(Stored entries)
┄┄┄┄┄┄┄┄┄┄┄┄┄┄┄┄┄┄┄┄

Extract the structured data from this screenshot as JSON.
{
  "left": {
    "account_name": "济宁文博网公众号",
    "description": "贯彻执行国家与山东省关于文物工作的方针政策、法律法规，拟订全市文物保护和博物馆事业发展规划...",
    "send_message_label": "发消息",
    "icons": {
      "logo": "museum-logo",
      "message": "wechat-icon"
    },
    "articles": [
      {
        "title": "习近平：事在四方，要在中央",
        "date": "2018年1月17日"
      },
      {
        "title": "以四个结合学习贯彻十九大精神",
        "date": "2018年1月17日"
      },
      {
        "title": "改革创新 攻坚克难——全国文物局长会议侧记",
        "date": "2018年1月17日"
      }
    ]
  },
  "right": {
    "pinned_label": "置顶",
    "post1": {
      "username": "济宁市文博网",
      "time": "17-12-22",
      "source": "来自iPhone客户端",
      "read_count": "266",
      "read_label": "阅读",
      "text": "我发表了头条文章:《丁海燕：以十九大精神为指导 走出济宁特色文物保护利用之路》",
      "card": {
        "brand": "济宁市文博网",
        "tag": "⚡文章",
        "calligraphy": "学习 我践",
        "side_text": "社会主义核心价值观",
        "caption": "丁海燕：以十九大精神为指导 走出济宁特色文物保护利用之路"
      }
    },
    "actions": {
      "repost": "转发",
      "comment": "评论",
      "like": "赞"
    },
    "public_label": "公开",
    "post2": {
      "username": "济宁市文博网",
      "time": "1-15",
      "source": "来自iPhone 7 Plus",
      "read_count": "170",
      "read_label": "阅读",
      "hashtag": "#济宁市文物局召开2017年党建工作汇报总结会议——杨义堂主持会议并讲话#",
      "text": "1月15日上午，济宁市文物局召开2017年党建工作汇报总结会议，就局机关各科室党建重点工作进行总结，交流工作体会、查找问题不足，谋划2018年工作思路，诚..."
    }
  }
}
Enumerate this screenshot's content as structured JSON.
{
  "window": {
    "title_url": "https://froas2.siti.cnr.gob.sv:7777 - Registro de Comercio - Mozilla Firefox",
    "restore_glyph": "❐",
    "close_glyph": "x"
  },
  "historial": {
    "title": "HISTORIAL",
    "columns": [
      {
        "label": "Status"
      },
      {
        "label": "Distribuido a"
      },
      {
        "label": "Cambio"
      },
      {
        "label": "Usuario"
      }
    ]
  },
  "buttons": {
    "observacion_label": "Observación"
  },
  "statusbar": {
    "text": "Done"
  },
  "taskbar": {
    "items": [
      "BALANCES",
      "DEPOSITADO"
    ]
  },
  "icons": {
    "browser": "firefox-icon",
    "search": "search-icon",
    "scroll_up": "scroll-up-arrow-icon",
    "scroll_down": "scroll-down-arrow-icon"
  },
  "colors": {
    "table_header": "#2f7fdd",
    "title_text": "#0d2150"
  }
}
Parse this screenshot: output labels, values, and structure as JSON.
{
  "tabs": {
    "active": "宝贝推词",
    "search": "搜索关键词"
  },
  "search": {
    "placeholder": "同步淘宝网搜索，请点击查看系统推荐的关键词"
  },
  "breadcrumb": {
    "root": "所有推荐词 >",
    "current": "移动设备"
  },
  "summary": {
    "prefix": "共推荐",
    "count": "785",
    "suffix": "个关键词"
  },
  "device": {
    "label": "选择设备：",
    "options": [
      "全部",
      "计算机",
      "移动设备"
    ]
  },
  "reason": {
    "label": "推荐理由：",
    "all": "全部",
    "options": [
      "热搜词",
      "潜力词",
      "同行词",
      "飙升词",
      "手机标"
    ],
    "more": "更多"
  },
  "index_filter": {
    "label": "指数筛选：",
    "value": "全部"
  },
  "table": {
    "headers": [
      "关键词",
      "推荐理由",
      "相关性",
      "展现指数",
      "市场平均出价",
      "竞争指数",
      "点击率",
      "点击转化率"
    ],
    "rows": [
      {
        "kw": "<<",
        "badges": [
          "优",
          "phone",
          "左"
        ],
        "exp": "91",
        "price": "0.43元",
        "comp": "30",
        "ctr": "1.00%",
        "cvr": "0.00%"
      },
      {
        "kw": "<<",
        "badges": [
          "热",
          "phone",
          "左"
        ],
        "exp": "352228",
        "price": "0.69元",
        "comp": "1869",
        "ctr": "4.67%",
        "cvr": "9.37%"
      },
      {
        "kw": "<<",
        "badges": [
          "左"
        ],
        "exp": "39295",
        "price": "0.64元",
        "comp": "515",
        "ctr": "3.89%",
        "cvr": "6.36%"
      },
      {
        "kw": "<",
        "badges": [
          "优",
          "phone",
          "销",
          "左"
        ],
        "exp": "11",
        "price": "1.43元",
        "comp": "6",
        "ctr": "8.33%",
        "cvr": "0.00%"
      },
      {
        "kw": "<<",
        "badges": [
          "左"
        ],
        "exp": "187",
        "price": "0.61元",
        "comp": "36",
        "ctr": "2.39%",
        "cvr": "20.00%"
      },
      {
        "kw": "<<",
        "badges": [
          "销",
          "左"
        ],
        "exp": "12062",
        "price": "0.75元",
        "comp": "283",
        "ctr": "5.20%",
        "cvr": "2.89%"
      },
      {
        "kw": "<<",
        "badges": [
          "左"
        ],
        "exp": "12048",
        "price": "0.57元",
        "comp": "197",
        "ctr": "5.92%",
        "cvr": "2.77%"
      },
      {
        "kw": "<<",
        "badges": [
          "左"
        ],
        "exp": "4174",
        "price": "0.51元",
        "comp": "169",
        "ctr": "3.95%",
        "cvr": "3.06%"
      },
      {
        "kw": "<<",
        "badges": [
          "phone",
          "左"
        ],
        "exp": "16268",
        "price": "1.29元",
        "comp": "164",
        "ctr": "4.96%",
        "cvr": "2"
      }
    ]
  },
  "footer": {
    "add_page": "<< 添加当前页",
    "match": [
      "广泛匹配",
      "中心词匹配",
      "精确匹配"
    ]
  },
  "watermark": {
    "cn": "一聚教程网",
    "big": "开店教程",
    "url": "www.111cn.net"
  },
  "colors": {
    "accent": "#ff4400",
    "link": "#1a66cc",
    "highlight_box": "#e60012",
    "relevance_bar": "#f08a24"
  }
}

┄┄┄┄┄┄┄┄┄┄┄┄┄┄┄┄┄┄┄┄

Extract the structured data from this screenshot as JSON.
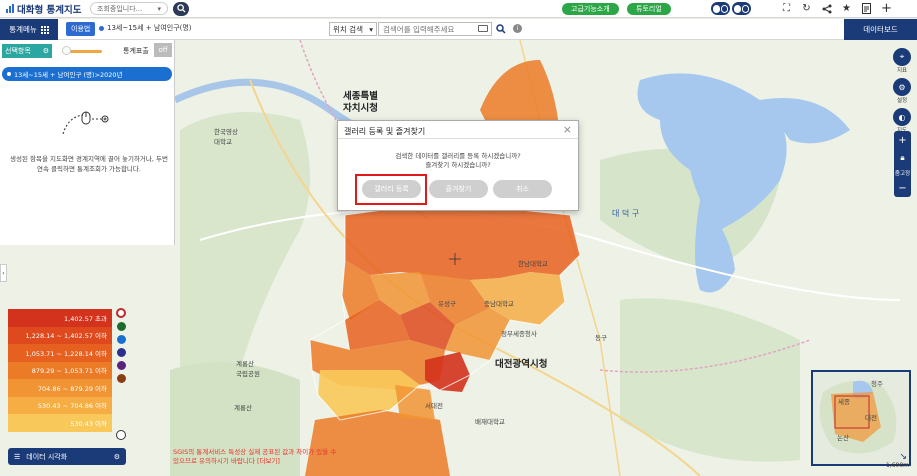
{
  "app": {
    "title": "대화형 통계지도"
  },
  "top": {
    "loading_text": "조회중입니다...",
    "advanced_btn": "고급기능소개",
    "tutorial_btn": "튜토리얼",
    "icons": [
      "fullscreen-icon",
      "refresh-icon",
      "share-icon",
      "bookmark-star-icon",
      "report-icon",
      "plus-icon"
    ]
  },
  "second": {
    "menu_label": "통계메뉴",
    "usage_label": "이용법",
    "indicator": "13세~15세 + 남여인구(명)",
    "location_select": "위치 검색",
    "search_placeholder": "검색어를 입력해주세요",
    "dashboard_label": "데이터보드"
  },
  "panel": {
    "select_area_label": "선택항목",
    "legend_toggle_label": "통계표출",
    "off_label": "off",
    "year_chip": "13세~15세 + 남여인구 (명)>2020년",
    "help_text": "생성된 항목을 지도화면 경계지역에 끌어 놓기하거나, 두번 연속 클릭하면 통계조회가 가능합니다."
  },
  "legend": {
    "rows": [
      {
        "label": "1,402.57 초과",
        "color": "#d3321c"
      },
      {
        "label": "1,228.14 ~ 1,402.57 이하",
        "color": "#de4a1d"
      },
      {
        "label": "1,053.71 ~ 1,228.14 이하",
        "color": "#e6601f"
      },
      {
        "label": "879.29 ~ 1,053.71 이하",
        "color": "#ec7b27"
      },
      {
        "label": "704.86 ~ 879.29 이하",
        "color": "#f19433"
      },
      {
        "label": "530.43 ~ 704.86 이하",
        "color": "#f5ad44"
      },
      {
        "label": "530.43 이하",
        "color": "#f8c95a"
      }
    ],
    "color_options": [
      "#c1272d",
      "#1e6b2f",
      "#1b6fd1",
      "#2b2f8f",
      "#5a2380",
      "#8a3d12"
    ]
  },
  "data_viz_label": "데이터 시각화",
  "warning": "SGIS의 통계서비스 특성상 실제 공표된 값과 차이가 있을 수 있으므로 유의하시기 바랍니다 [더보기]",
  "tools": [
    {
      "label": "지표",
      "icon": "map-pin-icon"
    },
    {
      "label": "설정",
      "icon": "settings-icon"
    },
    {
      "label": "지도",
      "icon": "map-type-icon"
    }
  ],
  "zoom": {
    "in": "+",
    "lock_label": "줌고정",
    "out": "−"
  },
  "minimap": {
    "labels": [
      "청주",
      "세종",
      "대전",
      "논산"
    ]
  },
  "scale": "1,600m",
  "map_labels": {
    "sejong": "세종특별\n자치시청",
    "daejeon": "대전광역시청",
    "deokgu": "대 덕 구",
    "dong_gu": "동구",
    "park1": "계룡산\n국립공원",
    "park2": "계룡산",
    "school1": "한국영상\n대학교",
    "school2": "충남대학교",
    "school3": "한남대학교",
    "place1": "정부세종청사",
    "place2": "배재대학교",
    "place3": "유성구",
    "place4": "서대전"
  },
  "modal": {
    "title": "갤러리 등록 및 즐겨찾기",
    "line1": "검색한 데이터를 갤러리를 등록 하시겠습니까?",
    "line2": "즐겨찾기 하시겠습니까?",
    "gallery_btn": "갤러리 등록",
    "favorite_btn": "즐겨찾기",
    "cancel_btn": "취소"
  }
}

┄┄┄┄┄┄┄┄┄┄┄┄┄┄┄┄┄┄┄┄

• _Goal of the exercise_
Which lines contain "screenshot"? Copy each of them.

• _Worked solution_
Extract the structured data from this screenshot as JSON.
Enumerate this screenshot's content as structured JSON.
Parse this screenshot: output labels, values, and structure as JSON.
Extract the structured data from this screenshot as JSON.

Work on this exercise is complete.